> [Stated exercise]
List all lines of the data that include the string "value".

-- START Supplied records --

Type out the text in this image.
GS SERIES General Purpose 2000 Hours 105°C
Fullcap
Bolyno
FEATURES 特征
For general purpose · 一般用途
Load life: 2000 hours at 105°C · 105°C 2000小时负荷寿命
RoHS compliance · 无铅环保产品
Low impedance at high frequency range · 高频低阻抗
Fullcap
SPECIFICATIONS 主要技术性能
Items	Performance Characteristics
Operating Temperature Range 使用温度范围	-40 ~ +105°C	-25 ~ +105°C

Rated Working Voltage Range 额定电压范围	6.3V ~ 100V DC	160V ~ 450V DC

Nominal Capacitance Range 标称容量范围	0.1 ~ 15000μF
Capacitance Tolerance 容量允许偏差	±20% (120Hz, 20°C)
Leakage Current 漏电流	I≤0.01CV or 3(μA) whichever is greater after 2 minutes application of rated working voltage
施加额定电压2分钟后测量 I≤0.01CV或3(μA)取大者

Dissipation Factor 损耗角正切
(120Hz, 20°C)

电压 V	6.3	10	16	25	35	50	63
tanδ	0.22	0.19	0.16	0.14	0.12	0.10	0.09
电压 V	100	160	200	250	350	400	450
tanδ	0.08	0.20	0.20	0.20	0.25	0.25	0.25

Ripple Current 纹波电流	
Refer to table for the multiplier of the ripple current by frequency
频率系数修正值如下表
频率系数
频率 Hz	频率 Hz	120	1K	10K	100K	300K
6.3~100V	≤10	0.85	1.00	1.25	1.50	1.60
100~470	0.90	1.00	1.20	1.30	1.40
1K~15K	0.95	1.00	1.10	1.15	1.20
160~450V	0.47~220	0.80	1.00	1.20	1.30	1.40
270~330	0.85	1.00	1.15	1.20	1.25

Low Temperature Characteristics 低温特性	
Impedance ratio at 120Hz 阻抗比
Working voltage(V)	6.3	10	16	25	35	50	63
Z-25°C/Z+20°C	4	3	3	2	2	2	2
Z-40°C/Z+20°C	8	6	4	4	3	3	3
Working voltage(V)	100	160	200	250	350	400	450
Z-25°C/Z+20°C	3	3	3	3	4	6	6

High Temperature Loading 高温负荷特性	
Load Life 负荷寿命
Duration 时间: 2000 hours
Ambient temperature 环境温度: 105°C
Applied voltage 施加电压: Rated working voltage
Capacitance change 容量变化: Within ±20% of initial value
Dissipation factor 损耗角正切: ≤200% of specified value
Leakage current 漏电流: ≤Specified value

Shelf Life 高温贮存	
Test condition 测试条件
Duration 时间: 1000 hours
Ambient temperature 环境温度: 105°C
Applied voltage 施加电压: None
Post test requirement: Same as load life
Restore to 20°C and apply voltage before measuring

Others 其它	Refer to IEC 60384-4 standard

-- END Supplied records --

> [Exercise solution]
Capacitance change 容量变化: Within ±20% of initial value
Dissipation factor 损耗角正切: ≤200% of specified value
Leakage current 漏电流: ≤Specified value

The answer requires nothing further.